Your goal: How many lines of the records below contain the word "State"? Answer with the number alone.

Figure content listings:
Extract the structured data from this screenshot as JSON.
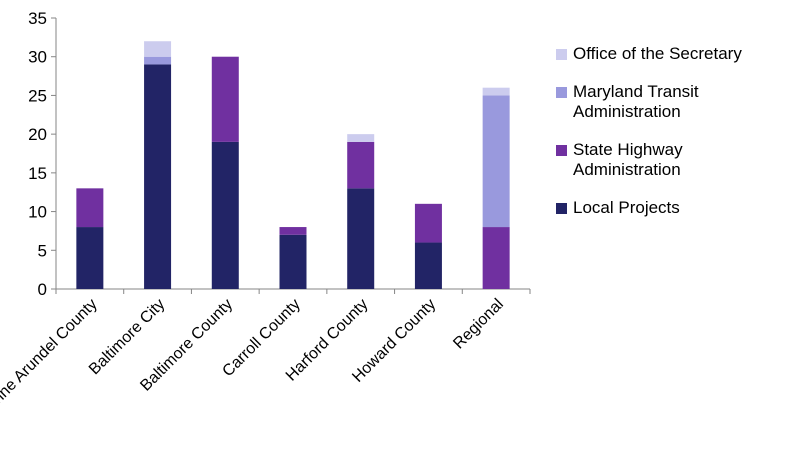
{
  "chart_data": {
    "type": "bar",
    "stacked": true,
    "categories": [
      "Anne Arundel County",
      "Baltimore City",
      "Baltimore County",
      "Carroll County",
      "Harford County",
      "Howard County",
      "Regional"
    ],
    "series": [
      {
        "name": "Local Projects",
        "color": "#222466",
        "values": [
          8,
          29,
          19,
          7,
          13,
          6,
          0
        ]
      },
      {
        "name": "State Highway Administration",
        "color": "#7030A0",
        "values": [
          5,
          0,
          11,
          1,
          6,
          5,
          8
        ]
      },
      {
        "name": "Maryland Transit Administration",
        "color": "#9999DD",
        "values": [
          0,
          1,
          0,
          0,
          0,
          0,
          17
        ]
      },
      {
        "name": "Office of the Secretary",
        "color": "#CCCCEE",
        "values": [
          0,
          2,
          0,
          0,
          1,
          0,
          1
        ]
      }
    ],
    "title": "",
    "xlabel": "",
    "ylabel": "",
    "ylim": [
      0,
      35
    ],
    "yticks": [
      0,
      5,
      10,
      15,
      20,
      25,
      30,
      35
    ],
    "grid": false,
    "legend_position": "right"
  },
  "legend": {
    "items": [
      {
        "label": "Office of the Secretary",
        "color": "#CCCCEE"
      },
      {
        "label": "Maryland Transit Administration",
        "color": "#9999DD"
      },
      {
        "label": "State Highway Administration",
        "color": "#7030A0"
      },
      {
        "label": "Local Projects",
        "color": "#222466"
      }
    ]
  }
}
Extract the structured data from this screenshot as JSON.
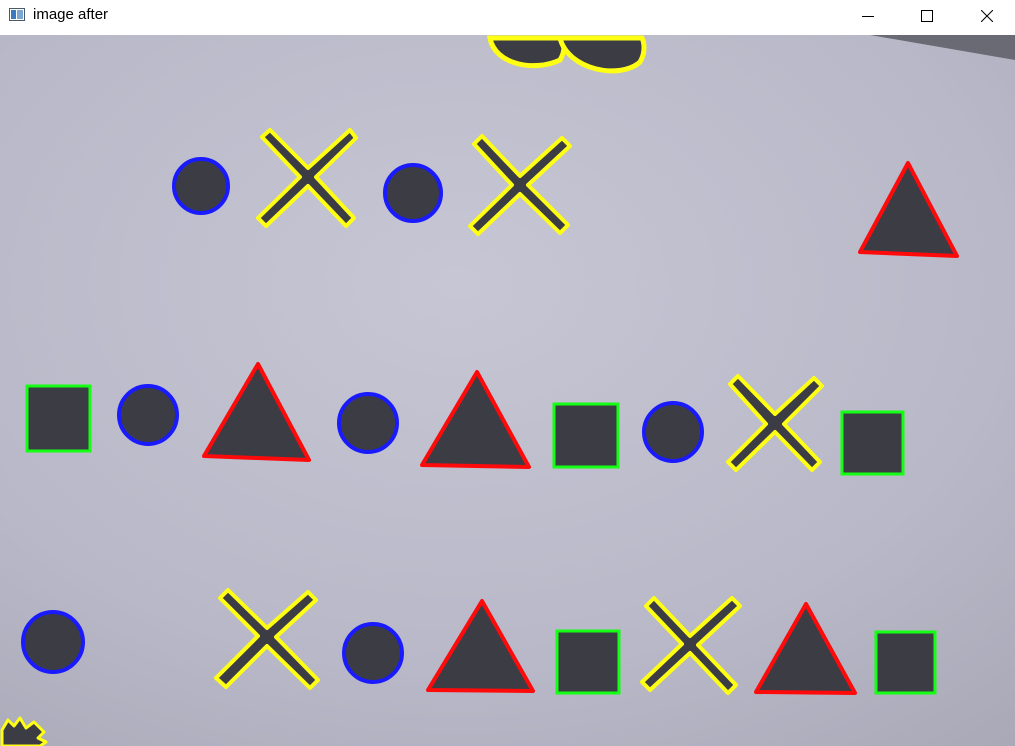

Exercise solution: 2